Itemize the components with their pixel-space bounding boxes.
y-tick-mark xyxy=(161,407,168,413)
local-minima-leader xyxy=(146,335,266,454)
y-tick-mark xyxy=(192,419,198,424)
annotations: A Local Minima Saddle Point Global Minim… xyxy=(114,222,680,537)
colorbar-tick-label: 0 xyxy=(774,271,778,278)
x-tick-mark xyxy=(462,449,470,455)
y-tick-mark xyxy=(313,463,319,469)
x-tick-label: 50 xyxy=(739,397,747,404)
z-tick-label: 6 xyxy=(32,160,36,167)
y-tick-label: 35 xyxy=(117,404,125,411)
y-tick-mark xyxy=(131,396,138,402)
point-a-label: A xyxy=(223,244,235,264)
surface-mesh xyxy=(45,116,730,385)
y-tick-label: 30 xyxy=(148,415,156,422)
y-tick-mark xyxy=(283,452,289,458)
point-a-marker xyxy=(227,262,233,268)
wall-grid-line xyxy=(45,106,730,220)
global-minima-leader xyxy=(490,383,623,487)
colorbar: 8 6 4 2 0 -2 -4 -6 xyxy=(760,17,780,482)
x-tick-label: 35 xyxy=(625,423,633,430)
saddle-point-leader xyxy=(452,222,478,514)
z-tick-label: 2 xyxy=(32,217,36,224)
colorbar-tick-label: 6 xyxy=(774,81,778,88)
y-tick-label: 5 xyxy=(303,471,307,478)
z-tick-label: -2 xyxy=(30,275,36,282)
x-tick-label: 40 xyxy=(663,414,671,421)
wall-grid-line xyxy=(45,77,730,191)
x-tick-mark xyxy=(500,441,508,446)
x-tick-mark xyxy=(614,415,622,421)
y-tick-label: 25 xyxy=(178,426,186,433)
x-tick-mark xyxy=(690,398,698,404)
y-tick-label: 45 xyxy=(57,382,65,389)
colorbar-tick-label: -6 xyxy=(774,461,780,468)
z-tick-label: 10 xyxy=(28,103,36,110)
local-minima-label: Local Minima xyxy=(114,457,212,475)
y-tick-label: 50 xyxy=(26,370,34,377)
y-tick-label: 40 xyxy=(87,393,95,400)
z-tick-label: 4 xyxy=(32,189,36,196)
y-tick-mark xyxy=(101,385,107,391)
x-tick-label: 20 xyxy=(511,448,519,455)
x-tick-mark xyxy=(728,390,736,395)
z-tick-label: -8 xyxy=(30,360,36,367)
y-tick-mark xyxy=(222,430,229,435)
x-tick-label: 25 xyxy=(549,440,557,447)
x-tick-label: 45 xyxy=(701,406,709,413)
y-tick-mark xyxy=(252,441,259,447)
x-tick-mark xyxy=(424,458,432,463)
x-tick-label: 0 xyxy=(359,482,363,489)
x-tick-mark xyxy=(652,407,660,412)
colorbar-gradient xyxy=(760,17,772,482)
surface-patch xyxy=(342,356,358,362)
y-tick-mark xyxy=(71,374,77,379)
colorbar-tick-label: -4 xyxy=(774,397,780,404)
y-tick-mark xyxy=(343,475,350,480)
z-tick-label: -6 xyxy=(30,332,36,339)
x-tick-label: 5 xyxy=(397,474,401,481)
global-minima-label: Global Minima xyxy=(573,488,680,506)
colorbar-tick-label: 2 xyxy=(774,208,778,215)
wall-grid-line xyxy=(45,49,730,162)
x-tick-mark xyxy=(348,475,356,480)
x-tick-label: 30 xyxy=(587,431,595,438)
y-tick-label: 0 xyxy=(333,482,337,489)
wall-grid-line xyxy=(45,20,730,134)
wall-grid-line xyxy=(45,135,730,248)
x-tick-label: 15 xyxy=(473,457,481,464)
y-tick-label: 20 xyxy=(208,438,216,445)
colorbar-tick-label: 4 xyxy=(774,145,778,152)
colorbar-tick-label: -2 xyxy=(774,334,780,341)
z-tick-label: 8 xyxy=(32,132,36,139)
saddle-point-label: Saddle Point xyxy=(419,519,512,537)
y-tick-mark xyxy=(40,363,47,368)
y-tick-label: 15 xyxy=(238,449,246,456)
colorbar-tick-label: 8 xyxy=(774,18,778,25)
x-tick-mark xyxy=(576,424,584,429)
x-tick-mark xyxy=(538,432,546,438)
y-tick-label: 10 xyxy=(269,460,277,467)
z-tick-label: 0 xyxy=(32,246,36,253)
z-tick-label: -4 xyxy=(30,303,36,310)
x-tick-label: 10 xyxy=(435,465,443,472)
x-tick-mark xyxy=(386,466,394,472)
##############################
**Work to do:** Return every line of the listing above, character for character and in the same order.

**Answer:**
Itemize the components with their pixel-space bounding boxes.
y-tick-mark xyxy=(161,407,168,413)
local-minima-leader xyxy=(146,335,266,454)
y-tick-mark xyxy=(192,419,198,424)
annotations: A Local Minima Saddle Point Global Minim… xyxy=(114,222,680,537)
colorbar-tick-label: 0 xyxy=(774,271,778,278)
x-tick-mark xyxy=(462,449,470,455)
y-tick-mark xyxy=(313,463,319,469)
x-tick-label: 50 xyxy=(739,397,747,404)
z-tick-label: 6 xyxy=(32,160,36,167)
y-tick-label: 35 xyxy=(117,404,125,411)
y-tick-mark xyxy=(131,396,138,402)
point-a-label: A xyxy=(223,244,235,264)
surface-mesh xyxy=(45,116,730,385)
y-tick-label: 30 xyxy=(148,415,156,422)
y-tick-mark xyxy=(283,452,289,458)
point-a-marker xyxy=(227,262,233,268)
wall-grid-line xyxy=(45,106,730,220)
global-minima-leader xyxy=(490,383,623,487)
colorbar: 8 6 4 2 0 -2 -4 -6 xyxy=(760,17,780,482)
x-tick-label: 35 xyxy=(625,423,633,430)
saddle-point-leader xyxy=(452,222,478,514)
z-tick-label: 2 xyxy=(32,217,36,224)
colorbar-tick-label: 6 xyxy=(774,81,778,88)
y-tick-label: 5 xyxy=(303,471,307,478)
z-tick-label: -2 xyxy=(30,275,36,282)
x-tick-label: 40 xyxy=(663,414,671,421)
wall-grid-line xyxy=(45,77,730,191)
x-tick-mark xyxy=(500,441,508,446)
x-tick-mark xyxy=(614,415,622,421)
y-tick-label: 25 xyxy=(178,426,186,433)
x-tick-mark xyxy=(690,398,698,404)
y-tick-label: 45 xyxy=(57,382,65,389)
colorbar-tick-label: -6 xyxy=(774,461,780,468)
z-tick-label: 10 xyxy=(28,103,36,110)
local-minima-label: Local Minima xyxy=(114,457,212,475)
y-tick-label: 50 xyxy=(26,370,34,377)
y-tick-label: 40 xyxy=(87,393,95,400)
z-tick-label: 4 xyxy=(32,189,36,196)
y-tick-mark xyxy=(101,385,107,391)
x-tick-label: 20 xyxy=(511,448,519,455)
x-tick-mark xyxy=(728,390,736,395)
z-tick-label: -8 xyxy=(30,360,36,367)
y-tick-mark xyxy=(222,430,229,435)
x-tick-label: 25 xyxy=(549,440,557,447)
x-tick-label: 45 xyxy=(701,406,709,413)
y-tick-mark xyxy=(252,441,259,447)
x-tick-mark xyxy=(424,458,432,463)
x-tick-label: 0 xyxy=(359,482,363,489)
x-tick-mark xyxy=(652,407,660,412)
colorbar-gradient xyxy=(760,17,772,482)
surface-patch xyxy=(342,356,358,362)
y-tick-mark xyxy=(71,374,77,379)
colorbar-tick-label: -4 xyxy=(774,397,780,404)
y-tick-mark xyxy=(343,475,350,480)
z-tick-label: -6 xyxy=(30,332,36,339)
x-tick-label: 5 xyxy=(397,474,401,481)
global-minima-label: Global Minima xyxy=(573,488,680,506)
colorbar-tick-label: 2 xyxy=(774,208,778,215)
wall-grid-line xyxy=(45,49,730,162)
x-tick-mark xyxy=(348,475,356,480)
x-tick-label: 30 xyxy=(587,431,595,438)
y-tick-label: 0 xyxy=(333,482,337,489)
wall-grid-line xyxy=(45,20,730,134)
wall-grid-line xyxy=(45,135,730,248)
x-tick-label: 15 xyxy=(473,457,481,464)
y-tick-label: 20 xyxy=(208,438,216,445)
colorbar-tick-label: 4 xyxy=(774,145,778,152)
colorbar-tick-label: -2 xyxy=(774,334,780,341)
z-tick-label: 8 xyxy=(32,132,36,139)
saddle-point-label: Saddle Point xyxy=(419,519,512,537)
y-tick-mark xyxy=(40,363,47,368)
y-tick-label: 15 xyxy=(238,449,246,456)
colorbar-tick-label: 8 xyxy=(774,18,778,25)
x-tick-mark xyxy=(576,424,584,429)
x-tick-mark xyxy=(538,432,546,438)
y-tick-label: 10 xyxy=(269,460,277,467)
z-tick-label: 0 xyxy=(32,246,36,253)
z-tick-label: -4 xyxy=(30,303,36,310)
x-tick-label: 10 xyxy=(435,465,443,472)
x-tick-mark xyxy=(386,466,394,472)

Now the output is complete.